» Exercise directions
Assemble all lines in which the string "none" appears.

» Task input
■ ■ ■ ■ ■ ■ ■
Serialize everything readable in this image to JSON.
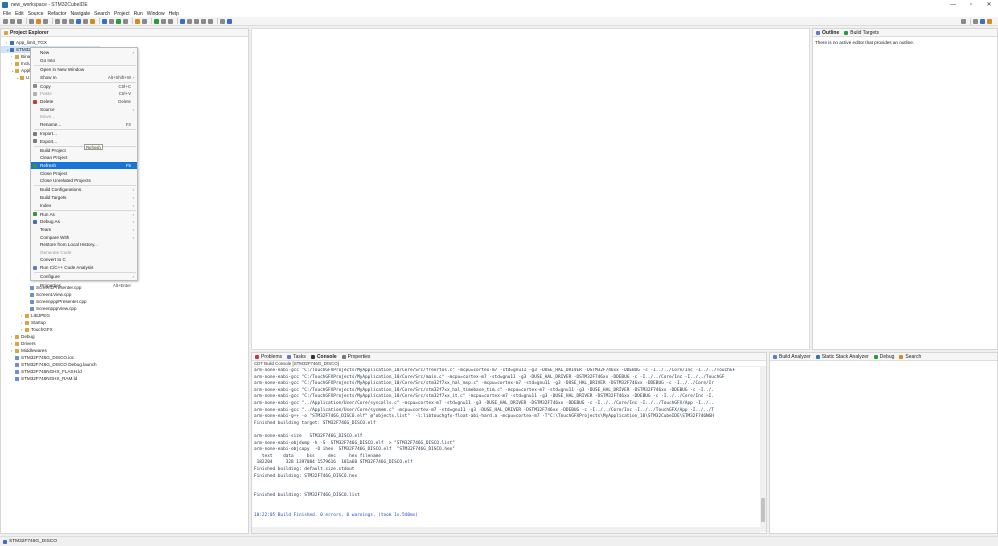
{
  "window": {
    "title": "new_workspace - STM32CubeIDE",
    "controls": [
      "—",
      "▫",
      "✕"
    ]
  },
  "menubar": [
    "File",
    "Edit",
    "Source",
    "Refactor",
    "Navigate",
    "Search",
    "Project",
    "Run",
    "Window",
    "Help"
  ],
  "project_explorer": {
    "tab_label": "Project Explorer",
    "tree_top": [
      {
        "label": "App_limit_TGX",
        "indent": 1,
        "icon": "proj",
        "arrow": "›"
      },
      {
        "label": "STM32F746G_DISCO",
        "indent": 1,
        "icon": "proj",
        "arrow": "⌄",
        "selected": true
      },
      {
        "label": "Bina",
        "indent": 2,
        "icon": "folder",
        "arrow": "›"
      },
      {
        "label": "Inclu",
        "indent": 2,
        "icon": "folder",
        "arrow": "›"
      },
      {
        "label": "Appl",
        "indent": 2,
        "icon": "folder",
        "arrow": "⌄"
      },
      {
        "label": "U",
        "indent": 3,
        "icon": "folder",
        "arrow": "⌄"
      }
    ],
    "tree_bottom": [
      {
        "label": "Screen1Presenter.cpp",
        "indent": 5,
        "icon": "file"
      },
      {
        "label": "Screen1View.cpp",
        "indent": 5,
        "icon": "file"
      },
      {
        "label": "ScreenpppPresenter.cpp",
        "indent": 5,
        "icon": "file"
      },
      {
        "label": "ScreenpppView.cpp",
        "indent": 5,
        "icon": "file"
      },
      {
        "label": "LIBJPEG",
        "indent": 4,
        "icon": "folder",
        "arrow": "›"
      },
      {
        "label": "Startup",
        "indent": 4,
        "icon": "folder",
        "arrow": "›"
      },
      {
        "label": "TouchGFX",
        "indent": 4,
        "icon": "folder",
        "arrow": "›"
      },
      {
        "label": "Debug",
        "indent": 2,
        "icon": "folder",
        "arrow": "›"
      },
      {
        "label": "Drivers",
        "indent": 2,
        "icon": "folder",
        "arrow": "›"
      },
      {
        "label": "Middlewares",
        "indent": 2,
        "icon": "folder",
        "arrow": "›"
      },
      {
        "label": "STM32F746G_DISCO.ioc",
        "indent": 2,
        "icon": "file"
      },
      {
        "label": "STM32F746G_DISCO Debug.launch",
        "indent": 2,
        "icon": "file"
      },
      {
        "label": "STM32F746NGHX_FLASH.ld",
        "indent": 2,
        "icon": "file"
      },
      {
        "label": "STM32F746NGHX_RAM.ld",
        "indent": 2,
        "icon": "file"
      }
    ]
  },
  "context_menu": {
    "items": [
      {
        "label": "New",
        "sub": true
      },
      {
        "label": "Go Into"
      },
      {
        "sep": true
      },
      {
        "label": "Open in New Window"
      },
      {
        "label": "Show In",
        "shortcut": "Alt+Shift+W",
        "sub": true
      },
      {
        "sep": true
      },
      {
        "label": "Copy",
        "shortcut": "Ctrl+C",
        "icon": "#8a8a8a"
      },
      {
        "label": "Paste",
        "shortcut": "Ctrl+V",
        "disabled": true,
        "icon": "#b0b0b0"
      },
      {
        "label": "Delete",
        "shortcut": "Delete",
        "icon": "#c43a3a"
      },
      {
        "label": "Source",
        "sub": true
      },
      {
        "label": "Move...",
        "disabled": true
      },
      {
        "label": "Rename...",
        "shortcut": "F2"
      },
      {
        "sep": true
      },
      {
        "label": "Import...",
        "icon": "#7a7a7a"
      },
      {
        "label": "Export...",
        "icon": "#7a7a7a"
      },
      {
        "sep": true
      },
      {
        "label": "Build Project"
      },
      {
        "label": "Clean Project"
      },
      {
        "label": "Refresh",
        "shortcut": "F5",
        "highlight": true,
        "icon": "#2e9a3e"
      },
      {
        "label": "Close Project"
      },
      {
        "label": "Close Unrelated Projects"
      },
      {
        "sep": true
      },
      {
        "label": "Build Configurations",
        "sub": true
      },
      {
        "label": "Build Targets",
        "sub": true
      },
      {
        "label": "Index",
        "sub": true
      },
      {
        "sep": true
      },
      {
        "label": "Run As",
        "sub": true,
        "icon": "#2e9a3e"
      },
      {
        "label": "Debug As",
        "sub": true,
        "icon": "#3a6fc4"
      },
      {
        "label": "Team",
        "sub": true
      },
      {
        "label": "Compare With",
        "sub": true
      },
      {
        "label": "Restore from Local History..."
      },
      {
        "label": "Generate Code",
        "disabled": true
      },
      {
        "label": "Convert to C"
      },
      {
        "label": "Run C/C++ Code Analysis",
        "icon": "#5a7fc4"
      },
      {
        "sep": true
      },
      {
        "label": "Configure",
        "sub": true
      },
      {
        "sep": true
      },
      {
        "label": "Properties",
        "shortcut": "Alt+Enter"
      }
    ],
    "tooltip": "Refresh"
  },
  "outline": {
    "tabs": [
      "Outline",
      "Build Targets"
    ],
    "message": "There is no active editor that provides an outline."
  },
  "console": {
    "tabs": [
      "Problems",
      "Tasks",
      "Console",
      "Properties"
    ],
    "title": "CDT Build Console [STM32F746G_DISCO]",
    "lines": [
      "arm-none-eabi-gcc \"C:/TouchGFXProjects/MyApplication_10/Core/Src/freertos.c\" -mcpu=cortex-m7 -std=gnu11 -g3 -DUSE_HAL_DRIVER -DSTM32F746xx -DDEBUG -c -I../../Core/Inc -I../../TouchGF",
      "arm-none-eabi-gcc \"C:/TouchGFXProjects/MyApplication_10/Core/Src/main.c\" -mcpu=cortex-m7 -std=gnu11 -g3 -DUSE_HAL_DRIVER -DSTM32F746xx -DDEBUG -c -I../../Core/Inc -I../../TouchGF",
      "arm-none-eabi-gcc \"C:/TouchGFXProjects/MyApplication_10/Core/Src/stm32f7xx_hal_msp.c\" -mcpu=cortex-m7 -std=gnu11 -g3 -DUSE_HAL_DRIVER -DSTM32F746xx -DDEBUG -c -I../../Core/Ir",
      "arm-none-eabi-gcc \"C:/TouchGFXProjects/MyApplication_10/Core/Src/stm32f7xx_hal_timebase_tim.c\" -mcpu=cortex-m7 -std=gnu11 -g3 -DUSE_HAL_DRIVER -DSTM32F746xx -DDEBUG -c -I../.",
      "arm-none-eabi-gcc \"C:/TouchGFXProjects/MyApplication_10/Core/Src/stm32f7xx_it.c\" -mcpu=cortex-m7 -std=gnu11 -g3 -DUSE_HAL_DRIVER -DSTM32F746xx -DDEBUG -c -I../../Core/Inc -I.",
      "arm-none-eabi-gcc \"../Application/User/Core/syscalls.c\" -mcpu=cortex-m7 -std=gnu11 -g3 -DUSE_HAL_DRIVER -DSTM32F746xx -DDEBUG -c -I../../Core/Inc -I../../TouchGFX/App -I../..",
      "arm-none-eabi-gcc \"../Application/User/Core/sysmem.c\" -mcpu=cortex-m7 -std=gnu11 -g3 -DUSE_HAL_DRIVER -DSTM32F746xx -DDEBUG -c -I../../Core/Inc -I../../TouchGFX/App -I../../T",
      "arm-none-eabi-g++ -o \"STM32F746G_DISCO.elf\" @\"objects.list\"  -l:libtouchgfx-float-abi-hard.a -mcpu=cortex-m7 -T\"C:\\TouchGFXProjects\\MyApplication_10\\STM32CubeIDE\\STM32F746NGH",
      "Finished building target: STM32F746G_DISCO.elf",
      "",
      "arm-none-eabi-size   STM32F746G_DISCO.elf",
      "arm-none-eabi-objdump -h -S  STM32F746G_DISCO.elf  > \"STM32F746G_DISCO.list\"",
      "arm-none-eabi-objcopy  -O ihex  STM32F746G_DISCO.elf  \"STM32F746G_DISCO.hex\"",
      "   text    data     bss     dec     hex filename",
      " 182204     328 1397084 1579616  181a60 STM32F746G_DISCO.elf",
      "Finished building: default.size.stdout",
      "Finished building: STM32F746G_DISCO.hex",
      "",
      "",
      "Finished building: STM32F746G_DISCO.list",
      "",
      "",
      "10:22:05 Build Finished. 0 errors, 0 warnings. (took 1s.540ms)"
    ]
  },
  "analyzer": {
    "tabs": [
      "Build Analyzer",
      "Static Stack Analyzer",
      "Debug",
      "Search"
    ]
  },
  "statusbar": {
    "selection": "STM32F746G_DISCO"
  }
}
■ ■ ■ ■ ■ ■ ■
» Correct result
      "arm-none-eabi-gcc \"C:/TouchGFXProjects/MyApplication_10/Core/Src/freertos.c\" -mcpu=cortex-m7 -std=gnu11 -g3 -DUSE_HAL_DRIVER -DSTM32F746xx -DDEBUG -c -I../../Core/Inc -I../../TouchGF",
      "arm-none-eabi-gcc \"C:/TouchGFXProjects/MyApplication_10/Core/Src/main.c\" -mcpu=cortex-m7 -std=gnu11 -g3 -DUSE_HAL_DRIVER -DSTM32F746xx -DDEBUG -c -I../../Core/Inc -I../../TouchGF",
      "arm-none-eabi-gcc \"C:/TouchGFXProjects/MyApplication_10/Core/Src/stm32f7xx_hal_msp.c\" -mcpu=cortex-m7 -std=gnu11 -g3 -DUSE_HAL_DRIVER -DSTM32F746xx -DDEBUG -c -I../../Core/Ir",
      "arm-none-eabi-gcc \"C:/TouchGFXProjects/MyApplication_10/Core/Src/stm32f7xx_hal_timebase_tim.c\" -mcpu=cortex-m7 -std=gnu11 -g3 -DUSE_HAL_DRIVER -DSTM32F746xx -DDEBUG -c -I../.",
      "arm-none-eabi-gcc \"C:/TouchGFXProjects/MyApplication_10/Core/Src/stm32f7xx_it.c\" -mcpu=cortex-m7 -std=gnu11 -g3 -DUSE_HAL_DRIVER -DSTM32F746xx -DDEBUG -c -I../../Core/Inc -I.",
      "arm-none-eabi-gcc \"../Application/User/Core/syscalls.c\" -mcpu=cortex-m7 -std=gnu11 -g3 -DUSE_HAL_DRIVER -DSTM32F746xx -DDEBUG -c -I../../Core/Inc -I../../TouchGFX/App -I../..",
      "arm-none-eabi-gcc \"../Application/User/Core/sysmem.c\" -mcpu=cortex-m7 -std=gnu11 -g3 -DUSE_HAL_DRIVER -DSTM32F746xx -DDEBUG -c -I../../Core/Inc -I../../TouchGFX/App -I../../T",
      "arm-none-eabi-g++ -o \"STM32F746G_DISCO.elf\" @\"objects.list\"  -l:libtouchgfx-float-abi-hard.a -mcpu=cortex-m7 -T\"C:\\TouchGFXProjects\\MyApplication_10\\STM32CubeIDE\\STM32F746NGH",
      "arm-none-eabi-size   STM32F746G_DISCO.elf",
      "arm-none-eabi-objdump -h -S  STM32F746G_DISCO.elf  > \"STM32F746G_DISCO.list\"",
      "arm-none-eabi-objcopy  -O ihex  STM32F746G_DISCO.elf  \"STM32F746G_DISCO.hex\"",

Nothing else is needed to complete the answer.